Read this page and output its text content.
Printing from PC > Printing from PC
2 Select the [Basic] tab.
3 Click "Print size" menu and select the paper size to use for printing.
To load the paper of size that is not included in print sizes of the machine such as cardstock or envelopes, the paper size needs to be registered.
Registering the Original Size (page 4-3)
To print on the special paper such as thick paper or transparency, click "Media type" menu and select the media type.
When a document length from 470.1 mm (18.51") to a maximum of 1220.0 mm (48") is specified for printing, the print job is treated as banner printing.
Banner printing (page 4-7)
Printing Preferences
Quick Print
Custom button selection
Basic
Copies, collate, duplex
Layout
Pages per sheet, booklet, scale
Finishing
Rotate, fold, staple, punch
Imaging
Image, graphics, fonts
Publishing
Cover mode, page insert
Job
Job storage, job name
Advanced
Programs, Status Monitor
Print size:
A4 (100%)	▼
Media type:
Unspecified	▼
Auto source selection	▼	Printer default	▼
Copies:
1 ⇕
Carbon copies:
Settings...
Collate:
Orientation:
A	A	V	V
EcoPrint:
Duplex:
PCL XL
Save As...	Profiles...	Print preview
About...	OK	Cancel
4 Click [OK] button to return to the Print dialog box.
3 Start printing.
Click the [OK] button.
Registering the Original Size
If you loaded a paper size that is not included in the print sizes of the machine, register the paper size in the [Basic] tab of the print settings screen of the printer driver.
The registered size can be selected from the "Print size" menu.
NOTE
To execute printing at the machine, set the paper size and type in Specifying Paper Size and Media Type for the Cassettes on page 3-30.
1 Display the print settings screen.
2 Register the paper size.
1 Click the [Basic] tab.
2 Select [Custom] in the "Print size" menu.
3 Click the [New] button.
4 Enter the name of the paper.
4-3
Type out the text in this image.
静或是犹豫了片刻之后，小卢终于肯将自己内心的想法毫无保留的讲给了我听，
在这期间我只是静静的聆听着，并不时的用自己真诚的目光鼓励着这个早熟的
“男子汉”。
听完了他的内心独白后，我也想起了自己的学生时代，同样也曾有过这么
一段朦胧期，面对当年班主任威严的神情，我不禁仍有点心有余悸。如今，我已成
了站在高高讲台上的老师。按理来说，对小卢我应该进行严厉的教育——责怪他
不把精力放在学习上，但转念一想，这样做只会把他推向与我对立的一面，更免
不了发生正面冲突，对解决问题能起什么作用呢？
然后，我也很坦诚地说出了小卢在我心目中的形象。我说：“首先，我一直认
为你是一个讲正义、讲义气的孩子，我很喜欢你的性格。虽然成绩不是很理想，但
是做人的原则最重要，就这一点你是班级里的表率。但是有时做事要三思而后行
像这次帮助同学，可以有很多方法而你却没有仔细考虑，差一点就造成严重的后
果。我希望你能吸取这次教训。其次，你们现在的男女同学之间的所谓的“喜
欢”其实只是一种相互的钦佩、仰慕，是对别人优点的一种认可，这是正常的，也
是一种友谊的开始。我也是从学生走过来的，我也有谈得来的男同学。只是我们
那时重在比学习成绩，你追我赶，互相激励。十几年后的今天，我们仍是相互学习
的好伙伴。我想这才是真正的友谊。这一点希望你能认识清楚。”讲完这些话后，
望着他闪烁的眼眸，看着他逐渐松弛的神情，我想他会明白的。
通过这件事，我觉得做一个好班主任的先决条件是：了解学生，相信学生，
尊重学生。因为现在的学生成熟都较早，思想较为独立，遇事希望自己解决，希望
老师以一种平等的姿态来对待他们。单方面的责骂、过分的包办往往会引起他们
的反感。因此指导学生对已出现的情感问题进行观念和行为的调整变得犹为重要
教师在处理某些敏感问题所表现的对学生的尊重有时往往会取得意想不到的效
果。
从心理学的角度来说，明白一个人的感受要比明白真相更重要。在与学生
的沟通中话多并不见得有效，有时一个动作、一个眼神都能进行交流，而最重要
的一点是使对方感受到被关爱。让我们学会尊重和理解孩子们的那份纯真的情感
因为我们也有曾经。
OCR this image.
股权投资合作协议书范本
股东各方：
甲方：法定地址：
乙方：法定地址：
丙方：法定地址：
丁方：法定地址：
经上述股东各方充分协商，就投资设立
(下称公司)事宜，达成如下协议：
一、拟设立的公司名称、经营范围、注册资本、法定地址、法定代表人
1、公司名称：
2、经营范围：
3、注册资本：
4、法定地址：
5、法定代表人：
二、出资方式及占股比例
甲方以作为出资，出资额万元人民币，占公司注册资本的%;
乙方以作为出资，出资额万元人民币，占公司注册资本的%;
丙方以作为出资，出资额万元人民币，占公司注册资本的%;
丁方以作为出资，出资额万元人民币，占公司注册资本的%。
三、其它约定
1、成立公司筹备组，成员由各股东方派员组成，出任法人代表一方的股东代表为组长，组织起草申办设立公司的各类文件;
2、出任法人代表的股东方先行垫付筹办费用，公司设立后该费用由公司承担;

## WORK TO DO
In the records above, find each line holding "menu" and copy it.

## EXERCISE SOLUTION
3 Click "Print size" menu and select the paper size to use for printing.
To print on the special paper such as thick paper or transparency, click "Media type" menu and select the media type.
The registered size can be selected from the "Print size" menu.
2 Select [Custom] in the "Print size" menu.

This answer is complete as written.